_Quoted text:_

┌────────

# Horror Movie Review: Ginger Snaps II: Unleashed!



## Sinister

As this is a carry over from the BADASS UNIVERSE, I'm sort of reinstating it over here. I say sort of, because the skull and crossbones are gone, so I have to improvise. It will be the stars * ratings from now on (or at least until Z adds skulls once again to the smiley's).

With that, it pleases me to no end that this will be a good review. Anyone who knows me from our former home, knows I am a complete fanatic for the movie *Ginger Snaps.* This is no exception. The title is somewhat misleading, as Ginger Fitzgerald is in it only briefly, and that in flashbacks and sort of a sinister Jiminy Cricket for her sister, Brigette, who is needing daily dosages of the Monkshood serum to keep the Werewolf curse that destroyed her sister, at bay. Something however, is following Brigette as she makes her way from place to place to avoid it. Another werewolf is on her trail with a singular purpose in mind--to mate with the reluctant lycanthrope. After a harrowing escape from the beast, Brigette collapses, and awakens in a mental ward for women and girls. Mistaken for a drug addict, her "stash" is confiscated, and she is locked in solitary for most of her stay. A young waif named Ghost, who's grandmother is there with over 80% of her body covered in burns, befriends Brigette and the two girls set out to escape the mental ward. The other Werewolf tracks Brigette to the place, and unbeknownst to either, there is a monster locked in with them, that is far more dangerous than any beast of lore can be.

You have to hand it to Emily Perkins. She could have been in way over her head trying to escape the enigma of her cinematic sisters legacy in this movie and this could have been an instance where you would be saying to yourself the entire time, "Boy, I sure do miss Ginger in this movie!" I am here to say such is not the case. She carried this movie quite well despite the lack of Katherine Isabelle as the main femme fatale, and in the end, much like the first one, you have nothing but sympathy for the character of Brigette Fitzgerald.

This movie screams for a sequel. I'm one of those that would love to see it happen. Not better than, but just as good as the first one was, and that's saying a lot for me.

Rating: ***1/2


----------



## DarkEmpress

I fell in love with this movie the 1st time I saw it.I'm begging my friend to borrow the first one.I haven't seen it yet.I didn't know anything about the first one until this one came out.I love anything to do with werewolves, vampires, etc...


----------



## Citizen Tallee

Good review, Helspont! I just finished watching this film -- it was a dark and stormy night over here in Ontario, so I thought what better way to spend the evening then with Katharine Isabelle and Emily Perkins  -- and I have to say, it was a completely fitting sequel. It absolutely capitalized on the absurdity of the werewolf subgenre, and again threw us for a completely new loop which I fully enjoyed!  

For those of you who have the DVD, did you see the trailer for the third film in the Ginger Snaps Trilogy? It looks a tad odd, taking it back 200 years and still starring Emily Perkins and Katharine Isabelle. Either way, some creepy footage from what I can see, and an interesting storyline.

└────────

_Written request a:_
In the review thread, what serum does Brigette need daily to hold off the werewolf curse?
The records have no connection to the review thread.

Records in a dataset
┌────────

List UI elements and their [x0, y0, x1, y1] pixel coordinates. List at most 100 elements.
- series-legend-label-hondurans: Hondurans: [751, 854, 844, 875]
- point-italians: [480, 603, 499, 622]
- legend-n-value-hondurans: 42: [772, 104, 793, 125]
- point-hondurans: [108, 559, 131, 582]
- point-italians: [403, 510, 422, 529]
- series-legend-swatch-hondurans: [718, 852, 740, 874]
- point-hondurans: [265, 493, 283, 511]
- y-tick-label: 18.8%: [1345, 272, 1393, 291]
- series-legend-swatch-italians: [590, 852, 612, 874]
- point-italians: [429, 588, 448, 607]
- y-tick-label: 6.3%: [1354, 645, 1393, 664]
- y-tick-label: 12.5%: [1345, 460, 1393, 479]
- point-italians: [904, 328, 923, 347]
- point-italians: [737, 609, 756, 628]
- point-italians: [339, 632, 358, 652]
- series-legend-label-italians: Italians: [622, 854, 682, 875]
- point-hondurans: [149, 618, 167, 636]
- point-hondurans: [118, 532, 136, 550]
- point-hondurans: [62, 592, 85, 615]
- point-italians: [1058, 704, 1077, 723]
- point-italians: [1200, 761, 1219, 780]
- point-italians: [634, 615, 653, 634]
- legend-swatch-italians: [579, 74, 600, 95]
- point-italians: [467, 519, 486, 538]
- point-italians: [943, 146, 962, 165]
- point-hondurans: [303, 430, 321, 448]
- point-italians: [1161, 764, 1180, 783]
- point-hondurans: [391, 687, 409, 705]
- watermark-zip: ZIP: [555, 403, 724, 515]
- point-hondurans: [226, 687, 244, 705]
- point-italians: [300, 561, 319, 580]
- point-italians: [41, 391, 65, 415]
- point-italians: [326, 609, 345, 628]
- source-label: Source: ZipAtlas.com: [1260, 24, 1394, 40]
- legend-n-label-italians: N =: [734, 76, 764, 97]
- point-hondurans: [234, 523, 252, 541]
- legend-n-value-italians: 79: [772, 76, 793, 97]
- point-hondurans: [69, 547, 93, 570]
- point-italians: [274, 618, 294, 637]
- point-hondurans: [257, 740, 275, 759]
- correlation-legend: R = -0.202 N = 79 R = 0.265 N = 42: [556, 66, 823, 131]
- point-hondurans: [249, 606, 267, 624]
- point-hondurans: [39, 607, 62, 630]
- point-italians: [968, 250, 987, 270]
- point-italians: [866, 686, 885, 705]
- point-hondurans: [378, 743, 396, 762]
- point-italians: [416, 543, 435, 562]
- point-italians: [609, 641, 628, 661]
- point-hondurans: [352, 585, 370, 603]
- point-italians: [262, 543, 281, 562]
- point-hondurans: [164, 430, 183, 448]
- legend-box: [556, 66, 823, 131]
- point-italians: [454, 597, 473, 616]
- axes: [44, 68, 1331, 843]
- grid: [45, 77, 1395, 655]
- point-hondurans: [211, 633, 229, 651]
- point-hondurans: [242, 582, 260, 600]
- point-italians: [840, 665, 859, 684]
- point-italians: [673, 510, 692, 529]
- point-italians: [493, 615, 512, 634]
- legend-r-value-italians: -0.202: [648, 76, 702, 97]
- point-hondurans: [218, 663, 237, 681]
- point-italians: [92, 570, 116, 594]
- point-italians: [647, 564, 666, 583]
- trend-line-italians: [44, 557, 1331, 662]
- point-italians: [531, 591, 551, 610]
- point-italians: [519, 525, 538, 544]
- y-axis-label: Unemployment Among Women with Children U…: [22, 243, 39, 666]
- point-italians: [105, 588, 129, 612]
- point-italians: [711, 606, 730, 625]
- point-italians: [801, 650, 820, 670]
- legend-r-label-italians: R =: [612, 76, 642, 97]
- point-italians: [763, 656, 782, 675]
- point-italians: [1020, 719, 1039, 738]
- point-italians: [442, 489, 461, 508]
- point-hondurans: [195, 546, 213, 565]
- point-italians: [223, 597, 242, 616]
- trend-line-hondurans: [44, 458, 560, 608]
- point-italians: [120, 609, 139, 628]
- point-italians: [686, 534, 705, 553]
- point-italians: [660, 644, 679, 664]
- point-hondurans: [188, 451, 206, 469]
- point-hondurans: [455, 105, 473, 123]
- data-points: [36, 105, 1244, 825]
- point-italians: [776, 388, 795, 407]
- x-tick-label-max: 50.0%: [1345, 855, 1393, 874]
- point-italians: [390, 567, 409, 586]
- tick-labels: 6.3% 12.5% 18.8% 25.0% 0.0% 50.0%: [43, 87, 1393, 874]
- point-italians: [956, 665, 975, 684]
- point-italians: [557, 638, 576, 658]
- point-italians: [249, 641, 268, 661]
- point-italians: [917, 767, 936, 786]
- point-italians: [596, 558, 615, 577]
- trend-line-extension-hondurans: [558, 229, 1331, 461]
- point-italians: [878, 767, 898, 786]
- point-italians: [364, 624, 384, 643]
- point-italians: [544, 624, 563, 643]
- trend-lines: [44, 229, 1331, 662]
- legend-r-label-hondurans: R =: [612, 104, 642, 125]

└────────

_Written request b:_
Quote the stretch of the records from their first line through the line that contains "- point-italians: [1161, 764, 1180, 783]", reproducing each line exactly.

_Correct output a:_
Monkshood serum.

_Correct output b:_
List UI elements and their [x0, y0, x1, y1] pixel coordinates. List at most 100 elements.
- series-legend-label-hondurans: Hondurans: [751, 854, 844, 875]
- point-italians: [480, 603, 499, 622]
- legend-n-value-hondurans: 42: [772, 104, 793, 125]
- point-hondurans: [108, 559, 131, 582]
- point-italians: [403, 510, 422, 529]
- series-legend-swatch-hondurans: [718, 852, 740, 874]
- point-hondurans: [265, 493, 283, 511]
- y-tick-label: 18.8%: [1345, 272, 1393, 291]
- series-legend-swatch-italians: [590, 852, 612, 874]
- point-italians: [429, 588, 448, 607]
- y-tick-label: 6.3%: [1354, 645, 1393, 664]
- y-tick-label: 12.5%: [1345, 460, 1393, 479]
- point-italians: [904, 328, 923, 347]
- point-italians: [737, 609, 756, 628]
- point-italians: [339, 632, 358, 652]
- series-legend-label-italians: Italians: [622, 854, 682, 875]
- point-hondurans: [149, 618, 167, 636]
- point-hondurans: [118, 532, 136, 550]
- point-hondurans: [62, 592, 85, 615]
- point-italians: [1058, 704, 1077, 723]
- point-italians: [1200, 761, 1219, 780]
- point-italians: [634, 615, 653, 634]
- legend-swatch-italians: [579, 74, 600, 95]
- point-italians: [467, 519, 486, 538]
- point-italians: [943, 146, 962, 165]
- point-hondurans: [303, 430, 321, 448]
- point-italians: [1161, 764, 1180, 783]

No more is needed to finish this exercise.